● INSTRUCTIONS TO FOLLOW
Reproduce the full listing that appears beneath this instruction exactly.

● ROWS
========

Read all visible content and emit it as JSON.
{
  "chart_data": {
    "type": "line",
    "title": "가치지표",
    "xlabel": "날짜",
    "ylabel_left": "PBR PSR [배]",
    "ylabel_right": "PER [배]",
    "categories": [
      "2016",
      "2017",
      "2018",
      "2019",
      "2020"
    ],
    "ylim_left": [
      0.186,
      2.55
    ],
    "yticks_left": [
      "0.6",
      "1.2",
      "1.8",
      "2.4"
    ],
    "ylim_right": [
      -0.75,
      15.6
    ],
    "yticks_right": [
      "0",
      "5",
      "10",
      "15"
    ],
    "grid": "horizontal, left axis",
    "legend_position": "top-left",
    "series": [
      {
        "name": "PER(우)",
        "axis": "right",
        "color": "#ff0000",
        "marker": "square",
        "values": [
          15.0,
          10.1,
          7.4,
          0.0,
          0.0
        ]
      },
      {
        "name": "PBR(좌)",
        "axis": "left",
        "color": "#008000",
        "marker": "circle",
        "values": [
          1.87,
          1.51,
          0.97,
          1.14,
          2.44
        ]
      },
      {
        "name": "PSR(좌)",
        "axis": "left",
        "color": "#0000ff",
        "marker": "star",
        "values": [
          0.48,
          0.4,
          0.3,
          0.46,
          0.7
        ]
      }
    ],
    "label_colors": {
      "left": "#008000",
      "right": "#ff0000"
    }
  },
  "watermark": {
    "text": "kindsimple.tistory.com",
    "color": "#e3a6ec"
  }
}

========

● ANSWER TO THIS TASK
Read all visible content and emit it as JSON.
{
  "chart_data": {
    "type": "line",
    "title": "가치지표",
    "xlabel": "날짜",
    "ylabel_left": "PBR PSR [배]",
    "ylabel_right": "PER [배]",
    "categories": [
      "2016",
      "2017",
      "2018",
      "2019",
      "2020"
    ],
    "ylim_left": [
      0.186,
      2.55
    ],
    "yticks_left": [
      "0.6",
      "1.2",
      "1.8",
      "2.4"
    ],
    "ylim_right": [
      -0.75,
      15.6
    ],
    "yticks_right": [
      "0",
      "5",
      "10",
      "15"
    ],
    "grid": "horizontal, left axis",
    "legend_position": "top-left",
    "series": [
      {
        "name": "PER(우)",
        "axis": "right",
        "color": "#ff0000",
        "marker": "square",
        "values": [
          15.0,
          10.1,
          7.4,
          0.0,
          0.0
        ]
      },
      {
        "name": "PBR(좌)",
        "axis": "left",
        "color": "#008000",
        "marker": "circle",
        "values": [
          1.87,
          1.51,
          0.97,
          1.14,
          2.44
        ]
      },
      {
        "name": "PSR(좌)",
        "axis": "left",
        "color": "#0000ff",
        "marker": "star",
        "values": [
          0.48,
          0.4,
          0.3,
          0.46,
          0.7
        ]
      }
    ],
    "label_colors": {
      "left": "#008000",
      "right": "#ff0000"
    }
  },
  "watermark": {
    "text": "kindsimple.tistory.com",
    "color": "#e3a6ec"
  }
}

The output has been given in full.